Top of TEXT UNDER STUDY

I have a dataframe with entries in this format:
user_id,item_list
0,3569 6530 4416 5494 6404 6289 10227 5285 3601 3509 5553 14879 5951 4802 15104 5338 3604 2345 9048 8627
1,16148 8470 7671 8984 9795 6811 3851 3611 7662 5034 5301 6948 5840 345 14652 10729 8429 7295 4949 16144
...
*Note that the user_id is not an index of the dataframe
I want to transform the dataframe into one that looks like this:
user_id,item_id
0,3569
0,6530
0,4416
0,5494
...
1,4949
1,16144
...
Right now I am trying this but it is wildly inefficient:
df = pd.read_csv("20recs.csv")
numberOfRows = 28107*20
df2 = pd.DataFrame(index=np.arange(0, numberOfRows),columns=('user', 'item'))
iter = 0
for index, row in df.iterrows():
user = row['user_id']
itemList = row['item_list']
items = itemList.split(' ')
for item in items:
df2.loc[iter] = [user]+[item]
iter = iter + 1
As you can see, I even tried pre-allocating the memory for the dataframe but it doesn't seem to help much.
So there must be a much better way to do this. Can anyone help me?

Bottom of TEXT UNDER STUDY
Top of DATA FOR ANALYSIS

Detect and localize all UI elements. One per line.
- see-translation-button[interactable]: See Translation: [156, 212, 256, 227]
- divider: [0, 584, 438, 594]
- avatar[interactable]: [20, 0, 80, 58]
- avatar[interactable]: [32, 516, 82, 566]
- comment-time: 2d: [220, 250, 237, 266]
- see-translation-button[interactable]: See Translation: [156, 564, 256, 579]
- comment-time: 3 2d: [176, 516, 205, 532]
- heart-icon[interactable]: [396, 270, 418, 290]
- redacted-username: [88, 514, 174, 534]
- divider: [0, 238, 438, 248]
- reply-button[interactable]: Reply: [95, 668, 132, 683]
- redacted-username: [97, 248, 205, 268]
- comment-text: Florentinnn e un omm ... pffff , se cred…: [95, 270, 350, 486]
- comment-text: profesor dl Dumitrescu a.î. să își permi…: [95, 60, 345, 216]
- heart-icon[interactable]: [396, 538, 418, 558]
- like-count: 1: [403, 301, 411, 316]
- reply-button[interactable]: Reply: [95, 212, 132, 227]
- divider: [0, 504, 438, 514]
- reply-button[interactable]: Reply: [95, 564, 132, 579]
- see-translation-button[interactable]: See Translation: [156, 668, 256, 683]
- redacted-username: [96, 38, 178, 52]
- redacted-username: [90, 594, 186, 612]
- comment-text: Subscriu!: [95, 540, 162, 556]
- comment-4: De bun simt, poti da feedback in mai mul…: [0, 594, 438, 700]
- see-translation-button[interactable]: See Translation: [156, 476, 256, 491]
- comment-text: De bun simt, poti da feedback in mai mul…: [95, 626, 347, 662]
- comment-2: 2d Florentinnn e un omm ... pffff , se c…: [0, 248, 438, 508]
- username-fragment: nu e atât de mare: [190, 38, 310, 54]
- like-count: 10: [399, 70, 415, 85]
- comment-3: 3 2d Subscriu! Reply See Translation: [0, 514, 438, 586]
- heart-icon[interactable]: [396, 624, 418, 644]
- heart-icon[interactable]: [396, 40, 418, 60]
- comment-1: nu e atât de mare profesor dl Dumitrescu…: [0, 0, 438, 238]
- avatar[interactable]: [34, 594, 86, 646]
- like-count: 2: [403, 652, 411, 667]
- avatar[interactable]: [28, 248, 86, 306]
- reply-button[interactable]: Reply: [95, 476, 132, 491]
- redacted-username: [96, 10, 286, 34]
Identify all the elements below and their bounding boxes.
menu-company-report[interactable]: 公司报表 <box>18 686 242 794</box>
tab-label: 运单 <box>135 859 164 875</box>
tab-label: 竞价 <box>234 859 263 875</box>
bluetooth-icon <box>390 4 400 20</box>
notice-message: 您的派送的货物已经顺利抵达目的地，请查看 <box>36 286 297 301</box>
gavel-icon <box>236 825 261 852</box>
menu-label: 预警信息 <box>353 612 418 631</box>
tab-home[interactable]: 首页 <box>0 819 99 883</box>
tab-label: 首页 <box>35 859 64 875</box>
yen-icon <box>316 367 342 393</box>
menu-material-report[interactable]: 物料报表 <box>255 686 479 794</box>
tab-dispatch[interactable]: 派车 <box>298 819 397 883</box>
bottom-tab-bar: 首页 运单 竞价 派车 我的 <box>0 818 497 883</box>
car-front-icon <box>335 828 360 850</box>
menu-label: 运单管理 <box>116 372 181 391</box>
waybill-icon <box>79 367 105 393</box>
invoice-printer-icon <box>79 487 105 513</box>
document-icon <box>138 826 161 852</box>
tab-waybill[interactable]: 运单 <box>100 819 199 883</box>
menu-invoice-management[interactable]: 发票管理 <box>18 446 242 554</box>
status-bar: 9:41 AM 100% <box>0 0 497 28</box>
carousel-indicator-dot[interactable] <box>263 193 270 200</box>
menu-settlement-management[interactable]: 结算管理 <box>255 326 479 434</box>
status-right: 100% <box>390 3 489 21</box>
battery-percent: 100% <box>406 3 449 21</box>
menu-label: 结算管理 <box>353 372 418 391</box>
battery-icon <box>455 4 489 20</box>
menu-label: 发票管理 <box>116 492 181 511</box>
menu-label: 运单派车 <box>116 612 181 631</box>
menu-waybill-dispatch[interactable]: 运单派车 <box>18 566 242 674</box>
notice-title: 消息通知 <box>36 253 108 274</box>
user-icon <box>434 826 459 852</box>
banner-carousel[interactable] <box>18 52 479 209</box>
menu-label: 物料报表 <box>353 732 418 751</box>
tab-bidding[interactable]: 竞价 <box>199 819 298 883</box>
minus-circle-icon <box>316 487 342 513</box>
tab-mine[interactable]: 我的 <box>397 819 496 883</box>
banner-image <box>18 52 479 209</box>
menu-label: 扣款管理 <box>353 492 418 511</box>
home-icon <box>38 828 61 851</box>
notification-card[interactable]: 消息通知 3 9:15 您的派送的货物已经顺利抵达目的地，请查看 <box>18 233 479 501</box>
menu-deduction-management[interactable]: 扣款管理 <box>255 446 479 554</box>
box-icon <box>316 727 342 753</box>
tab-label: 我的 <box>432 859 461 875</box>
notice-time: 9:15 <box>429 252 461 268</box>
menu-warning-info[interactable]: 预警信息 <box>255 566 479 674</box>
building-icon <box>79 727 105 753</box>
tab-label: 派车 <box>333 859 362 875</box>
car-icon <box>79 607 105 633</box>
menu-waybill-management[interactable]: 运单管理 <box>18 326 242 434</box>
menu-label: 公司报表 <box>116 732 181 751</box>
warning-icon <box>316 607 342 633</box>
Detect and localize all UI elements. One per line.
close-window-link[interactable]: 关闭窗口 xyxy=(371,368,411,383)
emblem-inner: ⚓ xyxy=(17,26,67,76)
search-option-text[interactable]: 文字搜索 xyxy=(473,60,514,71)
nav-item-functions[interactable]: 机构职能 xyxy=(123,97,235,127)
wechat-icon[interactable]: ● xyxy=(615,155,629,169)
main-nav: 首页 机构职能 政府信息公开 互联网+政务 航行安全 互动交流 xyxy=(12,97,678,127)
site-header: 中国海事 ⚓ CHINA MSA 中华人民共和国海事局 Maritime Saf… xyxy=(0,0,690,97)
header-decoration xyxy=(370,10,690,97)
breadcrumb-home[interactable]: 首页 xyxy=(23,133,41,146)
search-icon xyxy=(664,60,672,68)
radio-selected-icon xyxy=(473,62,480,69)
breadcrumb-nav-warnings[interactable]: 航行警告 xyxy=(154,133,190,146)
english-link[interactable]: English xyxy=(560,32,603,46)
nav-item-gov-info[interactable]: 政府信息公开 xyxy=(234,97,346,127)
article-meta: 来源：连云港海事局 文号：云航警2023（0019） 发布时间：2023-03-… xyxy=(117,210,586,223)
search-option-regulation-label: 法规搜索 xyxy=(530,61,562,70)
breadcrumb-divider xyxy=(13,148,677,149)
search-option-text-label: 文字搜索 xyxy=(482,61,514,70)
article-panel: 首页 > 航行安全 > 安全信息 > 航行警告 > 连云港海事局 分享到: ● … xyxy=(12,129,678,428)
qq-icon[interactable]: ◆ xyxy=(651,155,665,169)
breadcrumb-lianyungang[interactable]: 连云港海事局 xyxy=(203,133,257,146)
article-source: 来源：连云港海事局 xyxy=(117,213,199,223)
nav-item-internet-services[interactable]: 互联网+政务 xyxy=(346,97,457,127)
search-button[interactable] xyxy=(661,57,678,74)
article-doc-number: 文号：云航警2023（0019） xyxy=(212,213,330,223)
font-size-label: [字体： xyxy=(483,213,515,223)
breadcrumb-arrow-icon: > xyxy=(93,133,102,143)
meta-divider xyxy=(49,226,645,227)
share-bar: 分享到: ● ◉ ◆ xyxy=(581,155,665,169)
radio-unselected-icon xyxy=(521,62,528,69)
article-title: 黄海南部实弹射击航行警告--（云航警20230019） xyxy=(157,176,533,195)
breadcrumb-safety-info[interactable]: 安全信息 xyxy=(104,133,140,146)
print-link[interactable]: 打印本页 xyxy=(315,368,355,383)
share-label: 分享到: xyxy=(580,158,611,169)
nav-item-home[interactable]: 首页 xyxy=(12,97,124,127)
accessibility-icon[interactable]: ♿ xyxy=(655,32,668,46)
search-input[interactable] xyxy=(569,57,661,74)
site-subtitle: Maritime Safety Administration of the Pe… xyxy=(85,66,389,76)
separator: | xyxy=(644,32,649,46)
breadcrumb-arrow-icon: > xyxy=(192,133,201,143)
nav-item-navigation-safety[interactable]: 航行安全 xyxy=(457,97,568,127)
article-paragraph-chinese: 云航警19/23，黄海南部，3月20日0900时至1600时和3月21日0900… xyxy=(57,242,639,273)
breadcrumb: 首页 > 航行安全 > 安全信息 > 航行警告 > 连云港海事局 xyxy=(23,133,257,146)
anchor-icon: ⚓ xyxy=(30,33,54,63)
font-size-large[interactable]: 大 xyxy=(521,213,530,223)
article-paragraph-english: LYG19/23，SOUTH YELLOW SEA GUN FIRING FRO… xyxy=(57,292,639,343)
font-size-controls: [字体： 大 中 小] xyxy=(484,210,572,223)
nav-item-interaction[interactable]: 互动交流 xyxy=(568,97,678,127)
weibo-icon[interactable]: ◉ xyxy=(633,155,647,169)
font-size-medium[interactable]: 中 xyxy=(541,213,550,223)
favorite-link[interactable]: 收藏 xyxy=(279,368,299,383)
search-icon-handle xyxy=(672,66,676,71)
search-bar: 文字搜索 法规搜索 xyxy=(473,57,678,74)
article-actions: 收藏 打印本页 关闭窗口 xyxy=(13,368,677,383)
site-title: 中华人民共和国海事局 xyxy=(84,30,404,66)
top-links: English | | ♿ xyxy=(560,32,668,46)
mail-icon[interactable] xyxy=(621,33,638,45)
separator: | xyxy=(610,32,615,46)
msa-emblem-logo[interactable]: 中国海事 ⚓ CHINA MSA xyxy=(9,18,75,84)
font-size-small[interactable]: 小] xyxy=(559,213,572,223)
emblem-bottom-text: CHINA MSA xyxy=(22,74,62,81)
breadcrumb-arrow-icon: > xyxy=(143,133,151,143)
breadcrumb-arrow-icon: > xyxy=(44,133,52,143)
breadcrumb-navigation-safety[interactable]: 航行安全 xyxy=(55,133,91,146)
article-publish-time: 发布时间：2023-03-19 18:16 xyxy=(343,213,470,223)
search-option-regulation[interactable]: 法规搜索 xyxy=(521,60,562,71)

Bottom of DATA FOR ANALYSIS

# TO DO
**a)** Based on the dataframe post, mark each statement yes or no and quote the words that settle it. (i) The user_id column is the index of the dataframe. (ii) The poster tried pre-allocating memory for the dataframe. (iii) The poster calls the current approach fast.
**b)** Duplicate everything from "numberOfRows = 28107*20" down to "to help much." in the dataframe post.

# TASK-BY-TASK ANSWERS
**a)**
(i) No: "*Note that the user_id is not an index of the dataframe"
(ii) Yes: "I even tried pre-allocating the memory for the dataframe"
(iii) No: "it is wildly inefficient"

**b)**
numberOfRows = 28107*20
df2 = pd.DataFrame(index=np.arange(0, numberOfRows),columns=('user', 'item'))
iter = 0
for index, row in df.iterrows():
user = row['user_id']
itemList = row['item_list']
items = itemList.split(' ')
for item in items:
df2.loc[iter] = [user]+[item]
iter = iter + 1
As you can see, I even tried pre-allocating the memory for the dataframe but it doesn't seem to help much.